## TASK INSTRUCTIONS
The listing below should be printed exactly, every line of it. Skip the pictures.

## Dataset excerpts

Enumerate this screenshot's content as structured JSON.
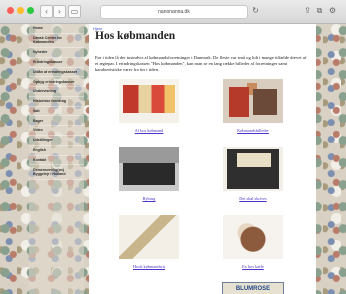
{
  "browser": {
    "url": "nanonanna.dk",
    "back_icon": "chevron-left-icon",
    "forward_icon": "chevron-right-icon"
  },
  "sidebar": {
    "items": [
      {
        "label": "Home"
      },
      {
        "label": "Dansk Center for\nKøbmanden"
      },
      {
        "label": "Nyheder"
      },
      {
        "label": "Erindringskasser"
      },
      {
        "label": "Udlån af erindringskasser"
      },
      {
        "label": "Opbyg erindringskasser"
      },
      {
        "label": "Undervisning"
      },
      {
        "label": "Historiske foredrag"
      },
      {
        "label": "Salt"
      },
      {
        "label": "Bager"
      },
      {
        "label": "Video"
      },
      {
        "label": "Udstillinger"
      },
      {
        "label": "English"
      },
      {
        "label": "Kontakt"
      },
      {
        "label": "Demensvenlig(en)\nByggelejr i Holland"
      }
    ]
  },
  "content": {
    "breadcrumb": "Hjem",
    "title": "Hos købmanden",
    "intro": "Før i tiden lå der tusindvis af købmandsforretninger i Danmark. De fleste var små og lidt i mange tilfælde drevet af et ægtepar. I erindringskassen \"Hos købmanden\", kan man se en lang række billeder af forretninger samt karakteristiske varer fra før i tiden.",
    "gallery": [
      {
        "caption": "Af hos købmand"
      },
      {
        "caption": "Købmandsbilleder"
      },
      {
        "caption": "Bybrug"
      },
      {
        "caption": "Det skal skrives"
      },
      {
        "caption": "Hook købmandsrit"
      },
      {
        "caption": "Ex hos kaffe"
      },
      {
        "caption": ""
      },
      {
        "caption": "BLUMROSE"
      }
    ]
  }
}
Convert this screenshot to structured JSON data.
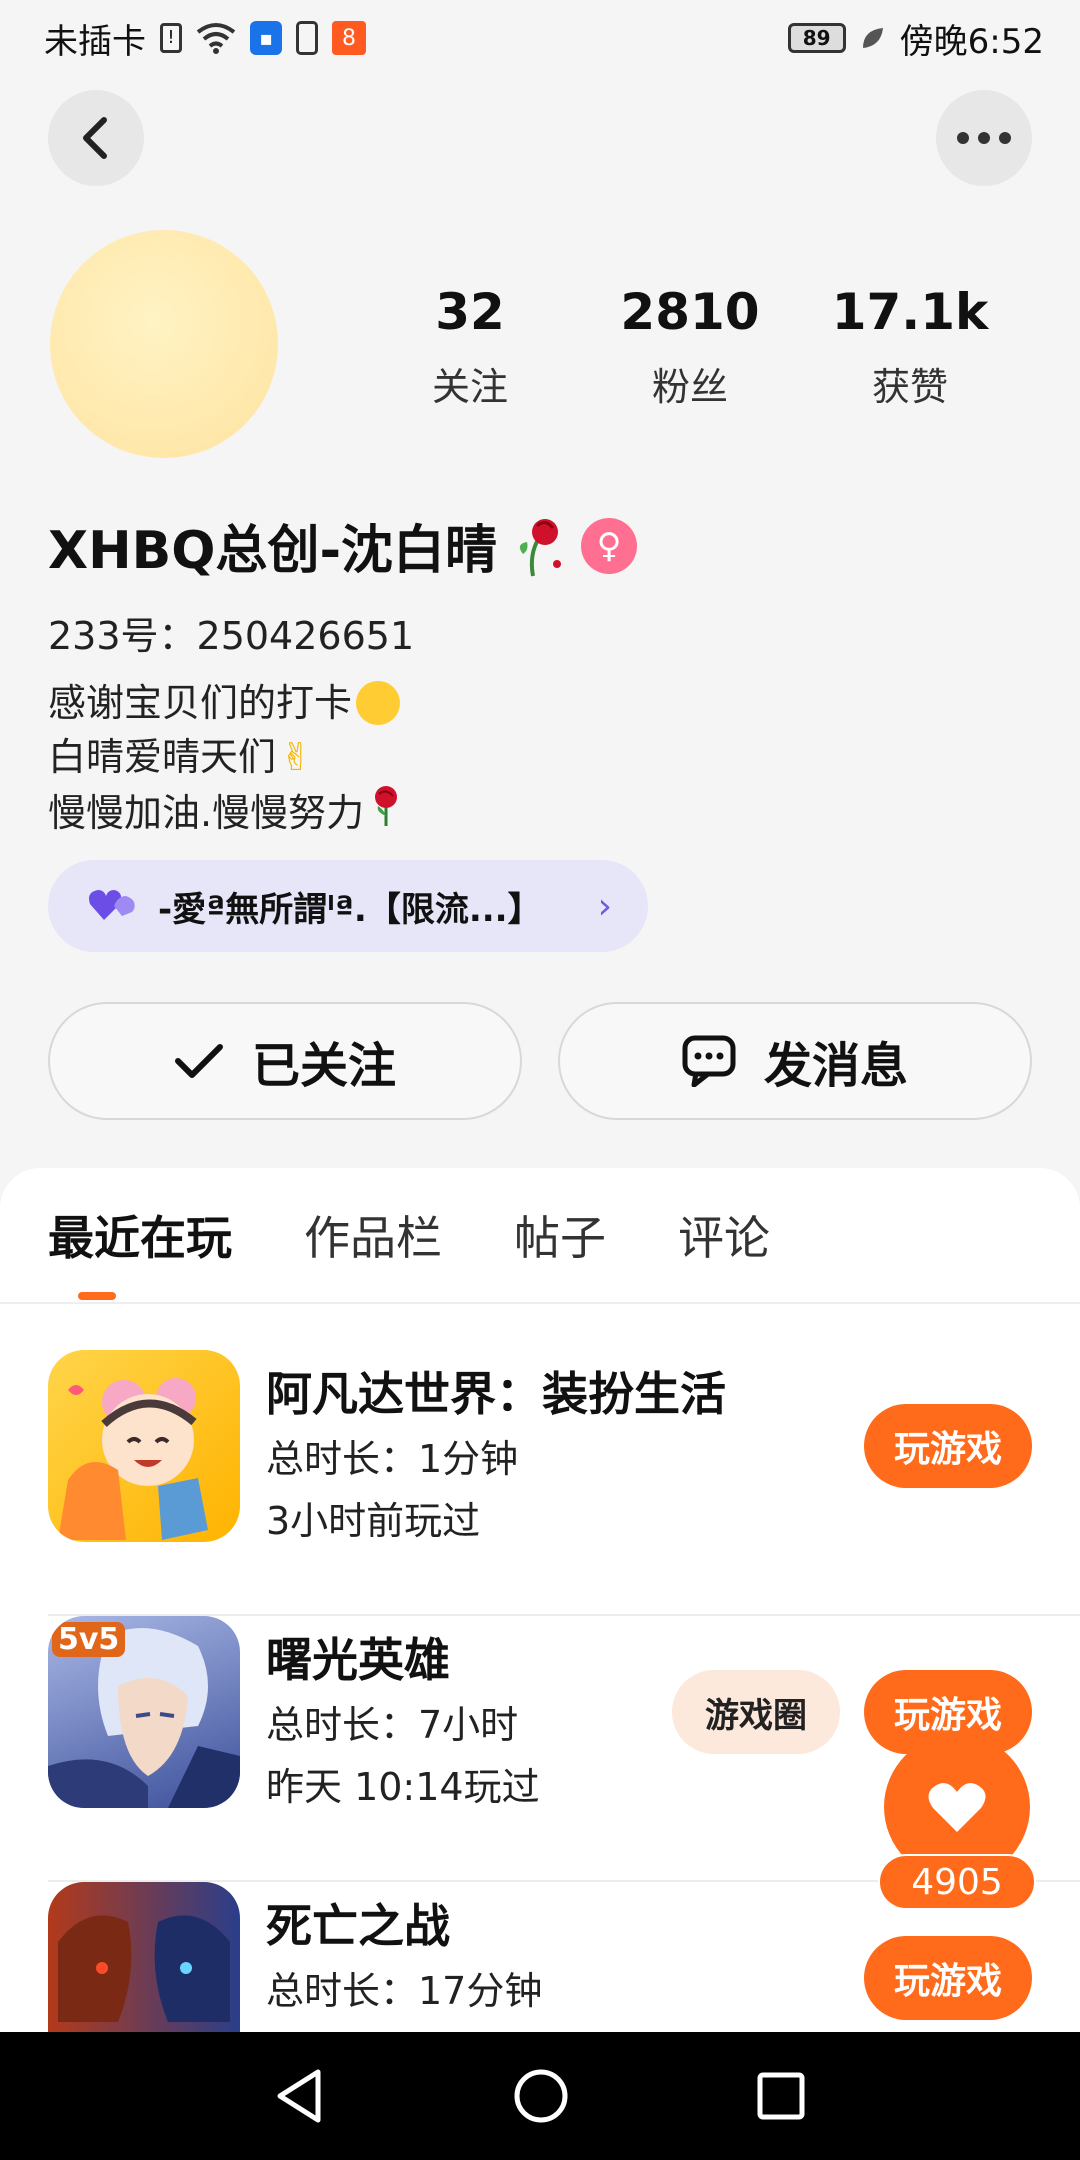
{
  "status_bar": {
    "carrier": "未插卡",
    "battery": "89",
    "time": "傍晚6:52"
  },
  "profile": {
    "stats": [
      {
        "value": "32",
        "label": "关注"
      },
      {
        "value": "2810",
        "label": "粉丝"
      },
      {
        "value": "17.1k",
        "label": "获赞"
      }
    ],
    "username": "XHBQ总创-沈白晴",
    "id_line": "233号：250426651",
    "bio": [
      "感谢宝贝们的打卡",
      "白晴爱晴天们",
      "慢慢加油.慢慢努力"
    ],
    "group_chip": "-愛ª無所謂ˡª.【限流...】"
  },
  "actions": {
    "follow_label": "已关注",
    "message_label": "发消息"
  },
  "tabs": [
    "最近在玩",
    "作品栏",
    "帖子",
    "评论"
  ],
  "games": [
    {
      "title": "阿凡达世界：装扮生活",
      "line1": "总时长：1分钟",
      "line2": "3小时前玩过",
      "play": "玩游戏"
    },
    {
      "title": "曙光英雄",
      "line1": "总时长：7小时",
      "line2": "昨天 10:14玩过",
      "play": "玩游戏",
      "circle": "游戏圈",
      "badge": "5v5"
    },
    {
      "title": "死亡之战",
      "line1": "总时长：17分钟",
      "line2": "",
      "play": "玩游戏"
    }
  ],
  "like": {
    "count": "4905"
  },
  "colors": {
    "accent": "#ff6b1a",
    "chip_bg": "#e6e6f8"
  }
}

## IN RESPONSE
Enumerate this screenshot's content as structured JSON.
{
  "browser": {
    "url": "nanonanna.dk",
    "back_icon": "chevron-left-icon",
    "forward_icon": "chevron-right-icon"
  },
  "sidebar": {
    "items": [
      {
        "label": "Home"
      },
      {
        "label": "Dansk Center for\nKøbmanden"
      },
      {
        "label": "Nyheder"
      },
      {
        "label": "Erindringskasser"
      },
      {
        "label": "Udlån af erindringskasser"
      },
      {
        "label": "Opbyg erindringskasser"
      },
      {
        "label": "Undervisning"
      },
      {
        "label": "Historiske foredrag"
      },
      {
        "label": "Salt"
      },
      {
        "label": "Bager"
      },
      {
        "label": "Video"
      },
      {
        "label": "Udstillinger"
      },
      {
        "label": "English"
      },
      {
        "label": "Kontakt"
      },
      {
        "label": "Demensvenlig(en)\nByggelejr i Holland"
      }
    ]
  },
  "content": {
    "breadcrumb": "Hjem",
    "title": "Hos købmanden",
    "intro": "Før i tiden lå der tusindvis af købmandsforretninger i Danmark. De fleste var små og lidt i mange tilfælde drevet af et ægtepar. I erindringskassen \"Hos købmanden\", kan man se en lang række billeder af forretninger samt karakteristiske varer fra før i tiden.",
    "gallery": [
      {
        "caption": "Af hos købmand"
      },
      {
        "caption": "Købmandsbilleder"
      },
      {
        "caption": "Bybrug"
      },
      {
        "caption": "Det skal skrives"
      },
      {
        "caption": "Hook købmandsrit"
      },
      {
        "caption": "Ex hos kaffe"
      },
      {
        "caption": ""
      },
      {
        "caption": "BLUMROSE"
      }
    ]
  }
}
Convert this screenshot to structured JSON data.
{
  "status_bar": {
    "carrier": "未插卡",
    "battery": "89",
    "time": "傍晚6:52"
  },
  "profile": {
    "stats": [
      {
        "value": "32",
        "label": "关注"
      },
      {
        "value": "2810",
        "label": "粉丝"
      },
      {
        "value": "17.1k",
        "label": "获赞"
      }
    ],
    "username": "XHBQ总创-沈白晴",
    "id_line": "233号：250426651",
    "bio": [
      "感谢宝贝们的打卡",
      "白晴爱晴天们",
      "慢慢加油.慢慢努力"
    ],
    "group_chip": "-愛ª無所謂ˡª.【限流...】"
  },
  "actions": {
    "follow_label": "已关注",
    "message_label": "发消息"
  },
  "tabs": [
    "最近在玩",
    "作品栏",
    "帖子",
    "评论"
  ],
  "games": [
    {
      "title": "阿凡达世界：装扮生活",
      "line1": "总时长：1分钟",
      "line2": "3小时前玩过",
      "play": "玩游戏"
    },
    {
      "title": "曙光英雄",
      "line1": "总时长：7小时",
      "line2": "昨天 10:14玩过",
      "play": "玩游戏",
      "circle": "游戏圈",
      "badge": "5v5"
    },
    {
      "title": "死亡之战",
      "line1": "总时长：17分钟",
      "line2": "",
      "play": "玩游戏"
    }
  ],
  "like": {
    "count": "4905"
  },
  "colors": {
    "accent": "#ff6b1a",
    "chip_bg": "#e6e6f8"
  }
}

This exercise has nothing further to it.